— begin —

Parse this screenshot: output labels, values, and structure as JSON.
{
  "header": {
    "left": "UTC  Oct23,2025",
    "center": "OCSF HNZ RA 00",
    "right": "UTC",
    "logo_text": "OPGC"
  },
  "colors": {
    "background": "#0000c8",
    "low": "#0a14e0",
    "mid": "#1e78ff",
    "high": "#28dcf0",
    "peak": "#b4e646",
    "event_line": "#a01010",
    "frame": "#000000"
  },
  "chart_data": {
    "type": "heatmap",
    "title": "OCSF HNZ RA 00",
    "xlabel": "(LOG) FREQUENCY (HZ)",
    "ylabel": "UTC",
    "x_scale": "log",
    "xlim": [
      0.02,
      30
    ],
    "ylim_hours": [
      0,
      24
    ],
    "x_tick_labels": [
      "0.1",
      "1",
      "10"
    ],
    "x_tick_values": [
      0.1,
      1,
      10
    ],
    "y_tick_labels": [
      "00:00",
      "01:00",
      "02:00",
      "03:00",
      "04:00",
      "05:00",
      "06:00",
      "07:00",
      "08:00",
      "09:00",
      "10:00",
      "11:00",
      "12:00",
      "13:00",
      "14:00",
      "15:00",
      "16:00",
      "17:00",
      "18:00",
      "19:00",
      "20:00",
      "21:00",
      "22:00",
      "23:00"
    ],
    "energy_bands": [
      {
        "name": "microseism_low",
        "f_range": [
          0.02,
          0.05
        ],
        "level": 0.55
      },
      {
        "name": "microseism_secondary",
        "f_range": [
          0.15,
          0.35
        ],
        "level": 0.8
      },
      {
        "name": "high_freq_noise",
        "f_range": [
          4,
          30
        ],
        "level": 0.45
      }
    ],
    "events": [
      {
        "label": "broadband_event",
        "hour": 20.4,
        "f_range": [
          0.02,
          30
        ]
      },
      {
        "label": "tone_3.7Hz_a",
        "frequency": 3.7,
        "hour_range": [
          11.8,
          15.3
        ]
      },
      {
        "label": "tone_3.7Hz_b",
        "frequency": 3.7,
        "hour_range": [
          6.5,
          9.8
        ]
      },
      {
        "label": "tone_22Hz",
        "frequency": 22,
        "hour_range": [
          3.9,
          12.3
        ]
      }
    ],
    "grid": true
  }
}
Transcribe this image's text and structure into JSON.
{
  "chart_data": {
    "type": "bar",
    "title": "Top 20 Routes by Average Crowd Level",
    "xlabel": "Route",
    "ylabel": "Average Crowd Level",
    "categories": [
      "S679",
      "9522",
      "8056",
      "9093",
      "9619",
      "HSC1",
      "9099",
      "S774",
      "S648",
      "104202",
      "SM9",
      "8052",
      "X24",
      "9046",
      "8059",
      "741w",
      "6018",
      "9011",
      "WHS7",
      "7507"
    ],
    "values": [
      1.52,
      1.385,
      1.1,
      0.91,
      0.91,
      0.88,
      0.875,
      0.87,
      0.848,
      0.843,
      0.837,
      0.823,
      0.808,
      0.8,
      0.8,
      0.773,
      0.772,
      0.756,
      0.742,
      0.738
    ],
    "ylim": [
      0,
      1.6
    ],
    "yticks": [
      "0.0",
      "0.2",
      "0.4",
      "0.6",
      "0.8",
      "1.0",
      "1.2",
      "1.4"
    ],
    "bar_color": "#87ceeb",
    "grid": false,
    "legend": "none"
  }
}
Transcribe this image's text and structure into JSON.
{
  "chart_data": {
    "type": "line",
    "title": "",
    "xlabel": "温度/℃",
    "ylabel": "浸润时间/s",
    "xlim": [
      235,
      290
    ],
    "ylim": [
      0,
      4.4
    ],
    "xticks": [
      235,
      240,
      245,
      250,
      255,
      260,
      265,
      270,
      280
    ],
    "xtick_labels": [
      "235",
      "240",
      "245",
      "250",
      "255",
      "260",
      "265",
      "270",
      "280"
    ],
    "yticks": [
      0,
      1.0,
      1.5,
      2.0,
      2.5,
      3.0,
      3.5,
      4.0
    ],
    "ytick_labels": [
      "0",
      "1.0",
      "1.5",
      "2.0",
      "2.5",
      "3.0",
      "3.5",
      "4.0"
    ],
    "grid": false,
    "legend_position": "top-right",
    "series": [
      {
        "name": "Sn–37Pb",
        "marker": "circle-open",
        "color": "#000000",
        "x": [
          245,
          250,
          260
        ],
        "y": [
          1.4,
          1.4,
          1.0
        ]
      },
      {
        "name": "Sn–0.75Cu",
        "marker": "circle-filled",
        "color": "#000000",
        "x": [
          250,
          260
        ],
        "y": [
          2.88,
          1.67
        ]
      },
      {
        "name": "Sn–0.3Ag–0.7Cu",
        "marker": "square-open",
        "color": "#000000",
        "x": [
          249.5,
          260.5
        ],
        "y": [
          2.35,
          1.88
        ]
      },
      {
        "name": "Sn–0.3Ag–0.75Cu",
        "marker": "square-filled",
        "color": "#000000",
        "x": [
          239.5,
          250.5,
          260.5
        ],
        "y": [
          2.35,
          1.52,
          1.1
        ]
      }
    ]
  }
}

— end —

# INSTRUCTIONS FOR THE TASK:
Return, from the data, each line that has the word "OCSF" in it.

# EXERCISE ANSWER:
    "center": "OCSF HNZ RA 00",
    "title": "OCSF HNZ RA 00",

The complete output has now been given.